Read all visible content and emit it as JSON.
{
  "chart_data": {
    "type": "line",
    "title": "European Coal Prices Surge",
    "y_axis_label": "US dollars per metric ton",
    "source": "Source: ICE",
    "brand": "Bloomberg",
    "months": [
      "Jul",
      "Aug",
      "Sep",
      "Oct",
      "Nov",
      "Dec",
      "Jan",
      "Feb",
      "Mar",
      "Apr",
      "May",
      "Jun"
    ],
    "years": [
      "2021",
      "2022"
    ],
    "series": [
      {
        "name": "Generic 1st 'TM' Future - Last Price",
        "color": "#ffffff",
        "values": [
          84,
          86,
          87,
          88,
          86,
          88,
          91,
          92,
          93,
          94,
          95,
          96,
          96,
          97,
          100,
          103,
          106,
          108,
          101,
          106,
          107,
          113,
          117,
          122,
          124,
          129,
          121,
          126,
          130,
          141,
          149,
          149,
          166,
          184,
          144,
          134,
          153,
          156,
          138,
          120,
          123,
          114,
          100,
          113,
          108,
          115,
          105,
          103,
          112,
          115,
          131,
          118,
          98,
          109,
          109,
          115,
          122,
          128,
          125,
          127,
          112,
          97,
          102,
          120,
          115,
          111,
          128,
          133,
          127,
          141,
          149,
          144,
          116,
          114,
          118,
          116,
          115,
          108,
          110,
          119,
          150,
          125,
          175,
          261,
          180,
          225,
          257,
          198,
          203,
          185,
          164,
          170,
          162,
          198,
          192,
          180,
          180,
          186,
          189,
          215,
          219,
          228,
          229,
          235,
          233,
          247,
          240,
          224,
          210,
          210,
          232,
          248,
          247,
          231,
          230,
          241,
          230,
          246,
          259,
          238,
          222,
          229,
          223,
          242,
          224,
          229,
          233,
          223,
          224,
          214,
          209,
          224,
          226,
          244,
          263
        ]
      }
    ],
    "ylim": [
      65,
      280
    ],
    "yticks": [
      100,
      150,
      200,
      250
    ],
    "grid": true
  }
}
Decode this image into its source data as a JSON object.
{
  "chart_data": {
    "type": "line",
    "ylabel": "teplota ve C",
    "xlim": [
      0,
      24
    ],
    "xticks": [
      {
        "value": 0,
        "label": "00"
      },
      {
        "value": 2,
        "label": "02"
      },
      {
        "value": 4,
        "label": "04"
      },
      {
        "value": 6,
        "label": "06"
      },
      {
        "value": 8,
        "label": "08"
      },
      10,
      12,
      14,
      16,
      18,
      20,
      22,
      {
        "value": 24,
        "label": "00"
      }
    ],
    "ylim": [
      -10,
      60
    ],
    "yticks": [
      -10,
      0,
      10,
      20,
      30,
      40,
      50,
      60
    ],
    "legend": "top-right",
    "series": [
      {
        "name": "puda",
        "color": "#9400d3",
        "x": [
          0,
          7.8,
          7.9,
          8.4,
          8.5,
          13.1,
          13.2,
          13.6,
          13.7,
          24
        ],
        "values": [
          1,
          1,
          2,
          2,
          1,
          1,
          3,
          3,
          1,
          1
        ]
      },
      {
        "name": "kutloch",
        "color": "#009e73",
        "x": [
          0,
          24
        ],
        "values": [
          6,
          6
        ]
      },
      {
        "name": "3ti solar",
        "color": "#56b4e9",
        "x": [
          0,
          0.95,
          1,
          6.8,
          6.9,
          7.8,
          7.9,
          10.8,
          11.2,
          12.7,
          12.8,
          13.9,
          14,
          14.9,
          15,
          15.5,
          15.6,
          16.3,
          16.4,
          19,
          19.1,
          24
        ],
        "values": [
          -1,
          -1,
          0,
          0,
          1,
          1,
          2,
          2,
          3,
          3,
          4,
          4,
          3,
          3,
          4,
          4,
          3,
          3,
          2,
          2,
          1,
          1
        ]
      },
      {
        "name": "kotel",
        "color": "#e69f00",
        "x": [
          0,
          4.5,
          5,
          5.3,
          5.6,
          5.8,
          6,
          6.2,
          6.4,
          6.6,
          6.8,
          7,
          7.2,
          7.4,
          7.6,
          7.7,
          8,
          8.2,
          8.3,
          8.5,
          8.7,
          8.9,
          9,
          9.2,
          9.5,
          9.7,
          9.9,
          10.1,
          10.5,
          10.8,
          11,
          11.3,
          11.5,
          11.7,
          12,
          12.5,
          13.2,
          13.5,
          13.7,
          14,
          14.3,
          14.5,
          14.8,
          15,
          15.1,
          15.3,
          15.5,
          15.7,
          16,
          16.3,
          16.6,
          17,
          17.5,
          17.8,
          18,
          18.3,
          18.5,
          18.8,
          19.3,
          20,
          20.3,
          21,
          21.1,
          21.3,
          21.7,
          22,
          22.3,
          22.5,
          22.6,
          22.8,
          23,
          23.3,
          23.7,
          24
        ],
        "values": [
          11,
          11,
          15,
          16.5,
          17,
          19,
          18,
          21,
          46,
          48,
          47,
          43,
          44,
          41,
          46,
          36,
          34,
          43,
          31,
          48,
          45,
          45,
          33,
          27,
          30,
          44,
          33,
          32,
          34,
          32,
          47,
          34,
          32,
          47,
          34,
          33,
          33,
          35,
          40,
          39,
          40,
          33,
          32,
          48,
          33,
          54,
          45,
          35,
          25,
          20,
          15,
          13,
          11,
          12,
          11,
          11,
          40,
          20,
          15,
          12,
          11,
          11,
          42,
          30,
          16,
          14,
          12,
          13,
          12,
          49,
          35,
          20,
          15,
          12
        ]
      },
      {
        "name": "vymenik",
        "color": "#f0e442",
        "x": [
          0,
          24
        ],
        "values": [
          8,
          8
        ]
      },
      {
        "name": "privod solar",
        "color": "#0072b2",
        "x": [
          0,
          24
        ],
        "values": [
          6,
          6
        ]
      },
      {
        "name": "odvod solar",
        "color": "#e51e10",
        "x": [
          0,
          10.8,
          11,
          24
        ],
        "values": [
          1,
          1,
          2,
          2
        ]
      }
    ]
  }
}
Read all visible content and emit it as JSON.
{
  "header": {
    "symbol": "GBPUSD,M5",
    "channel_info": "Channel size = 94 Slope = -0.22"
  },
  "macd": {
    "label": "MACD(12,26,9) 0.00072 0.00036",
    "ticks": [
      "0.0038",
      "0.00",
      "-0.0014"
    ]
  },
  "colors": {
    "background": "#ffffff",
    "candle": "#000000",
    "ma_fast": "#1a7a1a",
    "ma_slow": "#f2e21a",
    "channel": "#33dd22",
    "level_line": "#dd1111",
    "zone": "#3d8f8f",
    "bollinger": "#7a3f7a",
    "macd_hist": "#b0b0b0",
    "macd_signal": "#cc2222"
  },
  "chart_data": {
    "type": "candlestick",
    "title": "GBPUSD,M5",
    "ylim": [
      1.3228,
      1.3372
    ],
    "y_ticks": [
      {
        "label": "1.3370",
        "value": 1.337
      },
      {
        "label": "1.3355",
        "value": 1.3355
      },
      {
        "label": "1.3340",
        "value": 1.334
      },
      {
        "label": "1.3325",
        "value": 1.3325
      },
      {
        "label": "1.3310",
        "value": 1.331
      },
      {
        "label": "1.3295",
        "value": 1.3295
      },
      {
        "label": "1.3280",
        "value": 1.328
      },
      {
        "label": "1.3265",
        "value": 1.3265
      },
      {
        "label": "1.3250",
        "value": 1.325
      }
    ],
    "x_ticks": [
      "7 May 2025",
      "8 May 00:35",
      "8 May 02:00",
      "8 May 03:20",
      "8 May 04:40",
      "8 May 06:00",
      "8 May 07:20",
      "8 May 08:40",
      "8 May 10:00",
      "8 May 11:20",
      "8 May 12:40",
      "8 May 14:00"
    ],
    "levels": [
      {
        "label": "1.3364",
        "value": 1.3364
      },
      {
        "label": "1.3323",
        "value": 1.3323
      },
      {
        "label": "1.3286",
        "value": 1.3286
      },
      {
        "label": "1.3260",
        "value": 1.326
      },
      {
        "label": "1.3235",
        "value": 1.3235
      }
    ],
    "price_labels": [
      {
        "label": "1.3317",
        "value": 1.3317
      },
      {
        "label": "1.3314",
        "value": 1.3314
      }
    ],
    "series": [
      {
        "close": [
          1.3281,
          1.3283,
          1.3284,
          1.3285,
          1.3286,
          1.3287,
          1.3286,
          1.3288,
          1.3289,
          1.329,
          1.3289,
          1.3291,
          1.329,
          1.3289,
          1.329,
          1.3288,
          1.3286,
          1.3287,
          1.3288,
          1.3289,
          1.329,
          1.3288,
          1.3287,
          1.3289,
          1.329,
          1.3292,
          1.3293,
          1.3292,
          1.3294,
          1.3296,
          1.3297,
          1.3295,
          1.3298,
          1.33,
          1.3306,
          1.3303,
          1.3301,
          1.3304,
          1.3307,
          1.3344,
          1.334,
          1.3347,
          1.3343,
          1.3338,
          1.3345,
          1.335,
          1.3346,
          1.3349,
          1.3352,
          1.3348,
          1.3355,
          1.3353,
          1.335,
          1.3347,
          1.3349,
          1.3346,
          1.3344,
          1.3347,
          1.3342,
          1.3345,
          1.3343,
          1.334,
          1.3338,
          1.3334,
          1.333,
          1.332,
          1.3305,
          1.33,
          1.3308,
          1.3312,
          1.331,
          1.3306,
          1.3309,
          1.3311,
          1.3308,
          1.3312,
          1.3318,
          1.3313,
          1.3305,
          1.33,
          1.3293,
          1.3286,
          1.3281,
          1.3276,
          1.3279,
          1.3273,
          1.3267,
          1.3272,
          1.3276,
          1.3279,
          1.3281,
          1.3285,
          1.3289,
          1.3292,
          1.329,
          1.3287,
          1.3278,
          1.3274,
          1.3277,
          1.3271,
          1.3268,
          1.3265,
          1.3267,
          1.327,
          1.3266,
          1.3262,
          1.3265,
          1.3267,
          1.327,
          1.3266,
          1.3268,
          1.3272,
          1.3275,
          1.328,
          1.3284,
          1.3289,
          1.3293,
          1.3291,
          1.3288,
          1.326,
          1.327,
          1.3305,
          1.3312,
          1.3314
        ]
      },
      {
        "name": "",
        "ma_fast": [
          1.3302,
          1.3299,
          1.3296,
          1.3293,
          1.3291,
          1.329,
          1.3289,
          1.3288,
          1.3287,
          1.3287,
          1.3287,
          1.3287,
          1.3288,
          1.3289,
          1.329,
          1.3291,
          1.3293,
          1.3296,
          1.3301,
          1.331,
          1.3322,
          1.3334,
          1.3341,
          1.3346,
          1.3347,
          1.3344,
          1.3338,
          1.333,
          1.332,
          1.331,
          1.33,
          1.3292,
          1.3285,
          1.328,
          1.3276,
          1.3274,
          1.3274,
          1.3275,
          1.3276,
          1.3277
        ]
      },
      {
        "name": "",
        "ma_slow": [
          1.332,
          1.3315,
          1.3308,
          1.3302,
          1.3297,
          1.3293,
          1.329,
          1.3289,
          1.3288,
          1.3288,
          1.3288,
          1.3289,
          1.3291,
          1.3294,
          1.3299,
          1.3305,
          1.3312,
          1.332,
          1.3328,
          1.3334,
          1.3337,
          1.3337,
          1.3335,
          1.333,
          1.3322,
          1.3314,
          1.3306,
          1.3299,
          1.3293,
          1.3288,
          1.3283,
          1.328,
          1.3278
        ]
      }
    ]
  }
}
^^^^
GOAL:
Out of the preceding entries, pull every line containing the string "title".

EXERCISE OUTPUT:
    "title": "European Coal Prices Surge",
    "title": "GBPUSD,M5",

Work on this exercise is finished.